- **Exercise directions**
Reproduce exactly the lines from the one containing "Convert this screenshot" through the last line of the records below, both included, and nothing else.

- **Part of a data file**

'''

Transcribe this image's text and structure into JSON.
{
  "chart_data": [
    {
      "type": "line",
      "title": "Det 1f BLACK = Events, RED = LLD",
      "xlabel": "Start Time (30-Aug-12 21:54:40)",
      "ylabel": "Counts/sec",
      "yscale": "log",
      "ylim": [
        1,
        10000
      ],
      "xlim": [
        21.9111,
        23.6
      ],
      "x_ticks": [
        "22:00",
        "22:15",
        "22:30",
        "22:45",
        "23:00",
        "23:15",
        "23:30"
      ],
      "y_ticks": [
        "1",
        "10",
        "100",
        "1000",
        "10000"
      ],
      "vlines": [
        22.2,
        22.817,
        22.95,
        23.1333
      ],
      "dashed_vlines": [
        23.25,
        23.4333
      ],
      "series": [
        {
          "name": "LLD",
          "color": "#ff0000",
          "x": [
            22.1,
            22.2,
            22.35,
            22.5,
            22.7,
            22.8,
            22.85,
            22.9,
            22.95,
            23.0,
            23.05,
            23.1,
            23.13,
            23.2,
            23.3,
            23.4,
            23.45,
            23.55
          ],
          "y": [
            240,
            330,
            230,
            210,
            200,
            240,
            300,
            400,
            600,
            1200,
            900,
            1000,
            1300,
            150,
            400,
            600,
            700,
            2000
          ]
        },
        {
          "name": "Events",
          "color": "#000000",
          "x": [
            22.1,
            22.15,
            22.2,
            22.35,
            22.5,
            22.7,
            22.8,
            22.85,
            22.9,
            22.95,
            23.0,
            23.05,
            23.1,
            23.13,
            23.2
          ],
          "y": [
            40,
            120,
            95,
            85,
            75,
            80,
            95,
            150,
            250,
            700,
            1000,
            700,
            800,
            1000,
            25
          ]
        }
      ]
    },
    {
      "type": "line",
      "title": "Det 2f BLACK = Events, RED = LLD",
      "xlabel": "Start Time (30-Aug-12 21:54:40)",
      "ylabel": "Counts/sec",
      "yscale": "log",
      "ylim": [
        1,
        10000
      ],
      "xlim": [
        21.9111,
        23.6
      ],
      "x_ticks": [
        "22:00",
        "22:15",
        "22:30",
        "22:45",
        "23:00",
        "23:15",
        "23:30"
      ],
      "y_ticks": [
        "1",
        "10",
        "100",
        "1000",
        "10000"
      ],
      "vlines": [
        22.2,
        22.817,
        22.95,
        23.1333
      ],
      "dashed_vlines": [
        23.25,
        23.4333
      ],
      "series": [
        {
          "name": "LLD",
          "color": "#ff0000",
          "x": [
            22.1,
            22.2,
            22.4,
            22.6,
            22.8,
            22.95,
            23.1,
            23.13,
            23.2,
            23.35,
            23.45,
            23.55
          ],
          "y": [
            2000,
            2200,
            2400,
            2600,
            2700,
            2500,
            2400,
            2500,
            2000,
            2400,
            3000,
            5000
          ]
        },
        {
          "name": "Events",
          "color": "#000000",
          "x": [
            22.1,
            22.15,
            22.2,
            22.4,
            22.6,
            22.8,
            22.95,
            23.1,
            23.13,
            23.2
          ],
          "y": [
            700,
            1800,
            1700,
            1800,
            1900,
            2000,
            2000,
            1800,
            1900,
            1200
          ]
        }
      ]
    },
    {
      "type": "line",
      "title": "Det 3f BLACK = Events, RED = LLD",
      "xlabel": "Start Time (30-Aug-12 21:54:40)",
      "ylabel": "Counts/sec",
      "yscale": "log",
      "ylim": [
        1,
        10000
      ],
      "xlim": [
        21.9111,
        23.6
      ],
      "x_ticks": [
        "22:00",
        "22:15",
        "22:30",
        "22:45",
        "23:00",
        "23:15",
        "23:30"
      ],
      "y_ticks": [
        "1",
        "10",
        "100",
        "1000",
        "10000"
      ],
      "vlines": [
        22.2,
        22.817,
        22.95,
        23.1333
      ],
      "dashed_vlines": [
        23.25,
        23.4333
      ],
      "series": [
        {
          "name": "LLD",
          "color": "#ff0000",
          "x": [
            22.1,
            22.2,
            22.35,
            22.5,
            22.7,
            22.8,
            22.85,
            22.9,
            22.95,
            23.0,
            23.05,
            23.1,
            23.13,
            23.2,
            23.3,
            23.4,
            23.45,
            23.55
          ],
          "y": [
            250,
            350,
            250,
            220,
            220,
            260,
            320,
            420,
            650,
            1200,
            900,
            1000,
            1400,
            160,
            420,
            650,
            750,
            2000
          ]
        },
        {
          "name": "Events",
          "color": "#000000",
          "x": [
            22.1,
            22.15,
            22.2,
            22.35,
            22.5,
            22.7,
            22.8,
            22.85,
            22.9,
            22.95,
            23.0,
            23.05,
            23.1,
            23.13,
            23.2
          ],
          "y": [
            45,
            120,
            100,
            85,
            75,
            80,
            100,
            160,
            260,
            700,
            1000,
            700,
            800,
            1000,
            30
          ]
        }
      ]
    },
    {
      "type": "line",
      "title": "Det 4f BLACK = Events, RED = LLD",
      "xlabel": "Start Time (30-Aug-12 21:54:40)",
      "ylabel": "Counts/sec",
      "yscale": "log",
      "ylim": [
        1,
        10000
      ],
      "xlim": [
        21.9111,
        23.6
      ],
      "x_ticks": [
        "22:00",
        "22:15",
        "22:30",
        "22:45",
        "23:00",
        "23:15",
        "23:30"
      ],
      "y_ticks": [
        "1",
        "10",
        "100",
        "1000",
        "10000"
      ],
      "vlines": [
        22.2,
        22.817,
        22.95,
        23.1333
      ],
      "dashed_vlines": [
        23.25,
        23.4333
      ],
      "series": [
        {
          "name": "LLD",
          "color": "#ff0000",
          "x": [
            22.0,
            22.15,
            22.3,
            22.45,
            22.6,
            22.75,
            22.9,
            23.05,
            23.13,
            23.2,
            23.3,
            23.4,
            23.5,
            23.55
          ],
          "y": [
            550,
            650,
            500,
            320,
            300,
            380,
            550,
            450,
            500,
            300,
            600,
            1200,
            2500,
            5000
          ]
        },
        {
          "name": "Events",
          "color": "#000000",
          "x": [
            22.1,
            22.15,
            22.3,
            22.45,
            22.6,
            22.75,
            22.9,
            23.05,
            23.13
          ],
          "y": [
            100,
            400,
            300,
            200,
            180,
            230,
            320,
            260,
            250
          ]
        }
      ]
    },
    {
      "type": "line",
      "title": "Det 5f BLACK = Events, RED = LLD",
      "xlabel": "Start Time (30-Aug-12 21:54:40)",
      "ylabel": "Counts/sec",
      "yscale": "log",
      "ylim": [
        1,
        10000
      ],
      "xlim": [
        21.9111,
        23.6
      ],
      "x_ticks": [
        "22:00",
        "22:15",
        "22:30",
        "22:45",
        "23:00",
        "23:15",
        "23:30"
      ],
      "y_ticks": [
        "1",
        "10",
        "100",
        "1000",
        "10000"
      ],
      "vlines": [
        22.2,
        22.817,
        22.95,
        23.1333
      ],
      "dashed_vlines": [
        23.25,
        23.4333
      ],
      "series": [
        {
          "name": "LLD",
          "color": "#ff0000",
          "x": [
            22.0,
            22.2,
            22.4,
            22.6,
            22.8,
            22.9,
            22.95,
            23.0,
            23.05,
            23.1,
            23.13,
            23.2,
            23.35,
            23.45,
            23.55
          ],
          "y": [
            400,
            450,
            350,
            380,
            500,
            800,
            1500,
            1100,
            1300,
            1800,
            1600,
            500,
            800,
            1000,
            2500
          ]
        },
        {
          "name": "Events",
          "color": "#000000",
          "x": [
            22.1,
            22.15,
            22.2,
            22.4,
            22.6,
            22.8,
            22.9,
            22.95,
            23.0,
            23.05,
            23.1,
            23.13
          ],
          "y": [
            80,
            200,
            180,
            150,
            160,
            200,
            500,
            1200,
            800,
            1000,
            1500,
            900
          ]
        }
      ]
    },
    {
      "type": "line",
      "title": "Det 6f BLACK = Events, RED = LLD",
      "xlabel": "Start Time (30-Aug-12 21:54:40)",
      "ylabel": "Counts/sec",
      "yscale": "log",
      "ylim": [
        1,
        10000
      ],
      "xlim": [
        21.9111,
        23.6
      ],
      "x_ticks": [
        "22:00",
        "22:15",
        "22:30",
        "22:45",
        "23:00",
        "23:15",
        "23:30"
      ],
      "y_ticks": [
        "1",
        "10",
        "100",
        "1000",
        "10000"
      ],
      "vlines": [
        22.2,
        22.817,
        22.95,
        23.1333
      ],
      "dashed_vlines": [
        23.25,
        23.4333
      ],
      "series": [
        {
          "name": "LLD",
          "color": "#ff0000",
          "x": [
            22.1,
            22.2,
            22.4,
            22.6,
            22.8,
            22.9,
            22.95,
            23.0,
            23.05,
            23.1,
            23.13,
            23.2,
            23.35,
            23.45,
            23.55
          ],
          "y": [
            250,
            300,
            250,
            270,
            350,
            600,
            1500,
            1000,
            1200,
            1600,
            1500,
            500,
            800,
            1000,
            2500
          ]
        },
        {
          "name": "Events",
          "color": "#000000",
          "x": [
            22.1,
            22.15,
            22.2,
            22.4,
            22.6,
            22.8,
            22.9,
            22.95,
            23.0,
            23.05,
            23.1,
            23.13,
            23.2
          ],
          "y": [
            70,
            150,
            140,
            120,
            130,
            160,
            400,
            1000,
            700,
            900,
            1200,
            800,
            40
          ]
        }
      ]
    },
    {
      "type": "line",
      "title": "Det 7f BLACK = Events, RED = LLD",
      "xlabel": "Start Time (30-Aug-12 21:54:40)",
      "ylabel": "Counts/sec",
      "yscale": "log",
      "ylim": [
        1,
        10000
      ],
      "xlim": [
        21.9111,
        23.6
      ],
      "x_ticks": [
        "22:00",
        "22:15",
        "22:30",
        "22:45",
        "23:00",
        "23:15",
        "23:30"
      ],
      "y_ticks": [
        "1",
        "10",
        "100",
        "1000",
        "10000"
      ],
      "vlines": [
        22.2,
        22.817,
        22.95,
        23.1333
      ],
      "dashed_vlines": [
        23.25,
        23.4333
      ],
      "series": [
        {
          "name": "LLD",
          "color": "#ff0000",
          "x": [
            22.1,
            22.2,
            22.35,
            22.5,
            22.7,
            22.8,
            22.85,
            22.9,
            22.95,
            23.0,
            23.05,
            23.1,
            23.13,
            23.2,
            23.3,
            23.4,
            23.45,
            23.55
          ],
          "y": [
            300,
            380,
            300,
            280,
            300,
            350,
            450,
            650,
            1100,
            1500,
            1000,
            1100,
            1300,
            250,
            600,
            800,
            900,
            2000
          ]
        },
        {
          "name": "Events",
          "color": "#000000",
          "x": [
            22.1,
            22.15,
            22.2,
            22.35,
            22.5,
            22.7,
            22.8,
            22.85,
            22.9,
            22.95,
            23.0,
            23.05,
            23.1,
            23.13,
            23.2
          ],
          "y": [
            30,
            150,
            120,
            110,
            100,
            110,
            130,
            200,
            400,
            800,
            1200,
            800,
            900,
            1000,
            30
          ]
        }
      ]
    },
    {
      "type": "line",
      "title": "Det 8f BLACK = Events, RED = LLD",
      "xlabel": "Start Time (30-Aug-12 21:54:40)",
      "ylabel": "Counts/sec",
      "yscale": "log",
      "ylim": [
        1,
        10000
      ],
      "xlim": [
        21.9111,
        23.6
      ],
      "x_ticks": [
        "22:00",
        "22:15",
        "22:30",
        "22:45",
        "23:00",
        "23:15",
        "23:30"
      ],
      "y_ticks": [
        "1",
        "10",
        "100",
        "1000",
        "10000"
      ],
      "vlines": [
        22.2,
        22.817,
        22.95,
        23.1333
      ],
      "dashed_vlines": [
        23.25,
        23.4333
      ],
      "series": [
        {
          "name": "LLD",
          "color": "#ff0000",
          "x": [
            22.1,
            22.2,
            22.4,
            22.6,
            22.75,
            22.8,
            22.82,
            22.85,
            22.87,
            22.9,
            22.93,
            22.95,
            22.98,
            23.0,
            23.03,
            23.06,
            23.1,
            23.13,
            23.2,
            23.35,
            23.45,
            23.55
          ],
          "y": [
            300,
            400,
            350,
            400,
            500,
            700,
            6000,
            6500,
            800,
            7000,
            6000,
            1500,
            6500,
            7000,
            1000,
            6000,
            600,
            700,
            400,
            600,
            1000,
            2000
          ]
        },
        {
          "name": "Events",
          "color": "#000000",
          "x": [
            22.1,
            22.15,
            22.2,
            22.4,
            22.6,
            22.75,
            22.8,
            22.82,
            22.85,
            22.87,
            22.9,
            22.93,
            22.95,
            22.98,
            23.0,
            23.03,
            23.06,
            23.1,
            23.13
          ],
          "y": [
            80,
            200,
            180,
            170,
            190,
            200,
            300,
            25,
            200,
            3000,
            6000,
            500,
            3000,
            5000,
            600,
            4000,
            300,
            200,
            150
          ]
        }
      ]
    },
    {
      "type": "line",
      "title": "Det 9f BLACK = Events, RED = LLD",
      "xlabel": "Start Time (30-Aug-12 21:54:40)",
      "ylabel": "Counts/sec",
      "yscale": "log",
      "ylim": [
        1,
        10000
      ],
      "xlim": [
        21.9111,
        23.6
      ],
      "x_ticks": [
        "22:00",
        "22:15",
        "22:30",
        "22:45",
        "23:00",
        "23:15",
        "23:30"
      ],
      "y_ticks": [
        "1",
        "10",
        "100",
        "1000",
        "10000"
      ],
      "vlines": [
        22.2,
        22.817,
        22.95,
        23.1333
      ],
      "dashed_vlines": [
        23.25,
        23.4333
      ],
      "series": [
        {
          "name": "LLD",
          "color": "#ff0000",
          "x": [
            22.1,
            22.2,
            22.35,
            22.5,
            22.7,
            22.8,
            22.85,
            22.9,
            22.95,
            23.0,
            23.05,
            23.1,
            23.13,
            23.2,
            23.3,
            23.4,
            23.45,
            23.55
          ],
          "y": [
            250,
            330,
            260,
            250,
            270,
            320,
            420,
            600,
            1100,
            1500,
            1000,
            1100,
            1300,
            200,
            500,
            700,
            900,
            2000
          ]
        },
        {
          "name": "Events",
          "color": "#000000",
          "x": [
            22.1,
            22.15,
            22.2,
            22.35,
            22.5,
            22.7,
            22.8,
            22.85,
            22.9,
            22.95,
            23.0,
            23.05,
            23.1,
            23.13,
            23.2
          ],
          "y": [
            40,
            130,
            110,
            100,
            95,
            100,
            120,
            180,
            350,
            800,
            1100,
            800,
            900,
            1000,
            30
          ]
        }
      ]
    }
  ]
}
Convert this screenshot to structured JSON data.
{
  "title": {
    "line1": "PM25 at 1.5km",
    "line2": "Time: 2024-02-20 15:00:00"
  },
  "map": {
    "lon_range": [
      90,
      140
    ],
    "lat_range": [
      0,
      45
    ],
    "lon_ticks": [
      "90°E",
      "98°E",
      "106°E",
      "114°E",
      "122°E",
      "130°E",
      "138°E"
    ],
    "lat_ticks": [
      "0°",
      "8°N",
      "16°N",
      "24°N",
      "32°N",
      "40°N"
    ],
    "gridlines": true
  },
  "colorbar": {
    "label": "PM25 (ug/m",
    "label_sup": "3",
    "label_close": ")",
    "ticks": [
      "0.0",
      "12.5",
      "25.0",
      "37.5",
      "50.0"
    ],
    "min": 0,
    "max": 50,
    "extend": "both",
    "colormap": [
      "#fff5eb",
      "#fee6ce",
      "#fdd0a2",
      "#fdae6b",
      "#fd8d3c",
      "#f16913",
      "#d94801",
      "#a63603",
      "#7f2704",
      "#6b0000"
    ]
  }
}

'''

- **Answer to the problem**
Convert this screenshot to structured JSON data.
{
  "title": {
    "line1": "PM25 at 1.5km",
    "line2": "Time: 2024-02-20 15:00:00"
  },
  "map": {
    "lon_range": [
      90,
      140
    ],
    "lat_range": [
      0,
      45
    ],
    "lon_ticks": [
      "90°E",
      "98°E",
      "106°E",
      "114°E",
      "122°E",
      "130°E",
      "138°E"
    ],
    "lat_ticks": [
      "0°",
      "8°N",
      "16°N",
      "24°N",
      "32°N",
      "40°N"
    ],
    "gridlines": true
  },
  "colorbar": {
    "label": "PM25 (ug/m",
    "label_sup": "3",
    "label_close": ")",
    "ticks": [
      "0.0",
      "12.5",
      "25.0",
      "37.5",
      "50.0"
    ],
    "min": 0,
    "max": 50,
    "extend": "both",
    "colormap": [
      "#fff5eb",
      "#fee6ce",
      "#fdd0a2",
      "#fdae6b",
      "#fd8d3c",
      "#f16913",
      "#d94801",
      "#a63603",
      "#7f2704",
      "#6b0000"
    ]
  }
}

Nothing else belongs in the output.